**Objective**
Copy each line below in which the word "date" occurs.

**Dataset rows**
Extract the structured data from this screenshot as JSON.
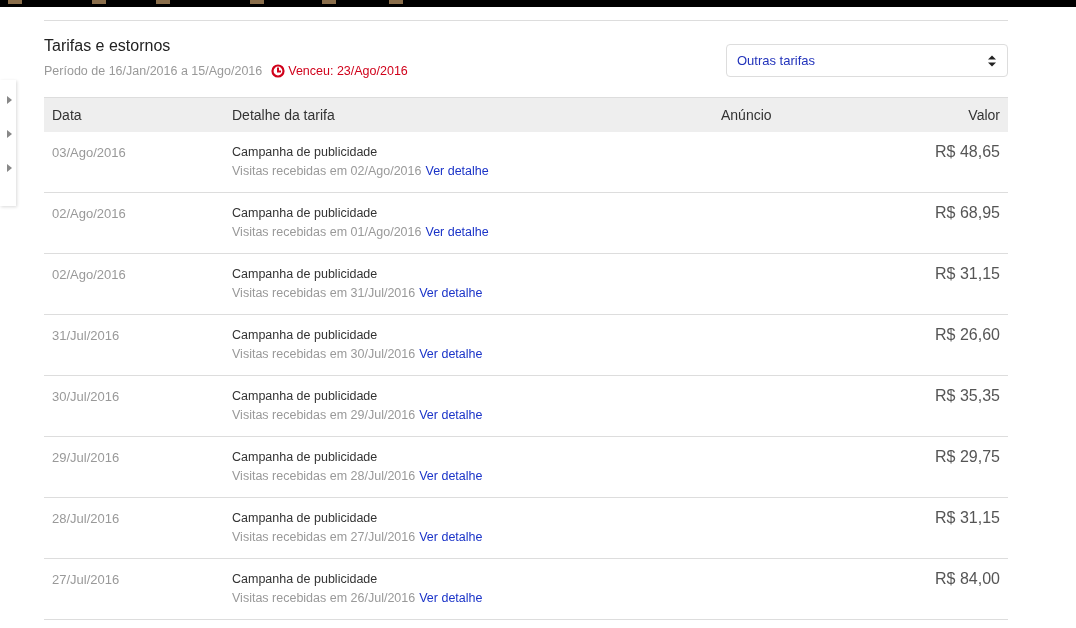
{
  "title": "Tarifas e estornos",
  "period": "Período de 16/Jan/2016 a 15/Ago/2016",
  "due": {
    "label": "Venceu: 23/Ago/2016",
    "overdue": true
  },
  "filter": {
    "value": "Outras tarifas"
  },
  "table": {
    "columns": [
      "Data",
      "Detalhe da tarifa",
      "Anúncio",
      "Valor"
    ],
    "rows": [
      {
        "date": "03/Ago/2016",
        "detail": "Campanha de publicidade",
        "sub": "Visitas recebidas em 02/Ago/2016",
        "link": "Ver detalhe",
        "value": "R$ 48,65"
      },
      {
        "date": "02/Ago/2016",
        "detail": "Campanha de publicidade",
        "sub": "Visitas recebidas em 01/Ago/2016",
        "link": "Ver detalhe",
        "value": "R$ 68,95"
      },
      {
        "date": "02/Ago/2016",
        "detail": "Campanha de publicidade",
        "sub": "Visitas recebidas em 31/Jul/2016",
        "link": "Ver detalhe",
        "value": "R$ 31,15"
      },
      {
        "date": "31/Jul/2016",
        "detail": "Campanha de publicidade",
        "sub": "Visitas recebidas em 30/Jul/2016",
        "link": "Ver detalhe",
        "value": "R$ 26,60"
      },
      {
        "date": "30/Jul/2016",
        "detail": "Campanha de publicidade",
        "sub": "Visitas recebidas em 29/Jul/2016",
        "link": "Ver detalhe",
        "value": "R$ 35,35"
      },
      {
        "date": "29/Jul/2016",
        "detail": "Campanha de publicidade",
        "sub": "Visitas recebidas em 28/Jul/2016",
        "link": "Ver detalhe",
        "value": "R$ 29,75"
      },
      {
        "date": "28/Jul/2016",
        "detail": "Campanha de publicidade",
        "sub": "Visitas recebidas em 27/Jul/2016",
        "link": "Ver detalhe",
        "value": "R$ 31,15"
      },
      {
        "date": "27/Jul/2016",
        "detail": "Campanha de publicidade",
        "sub": "Visitas recebidas em 26/Jul/2016",
        "link": "Ver detalhe",
        "value": "R$ 84,00"
      }
    ]
  }
}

**Solution for this task**
        "date": "03/Ago/2016",
        "date": "02/Ago/2016",
        "date": "02/Ago/2016",
        "date": "31/Jul/2016",
        "date": "30/Jul/2016",
        "date": "29/Jul/2016",
        "date": "28/Jul/2016",
        "date": "27/Jul/2016",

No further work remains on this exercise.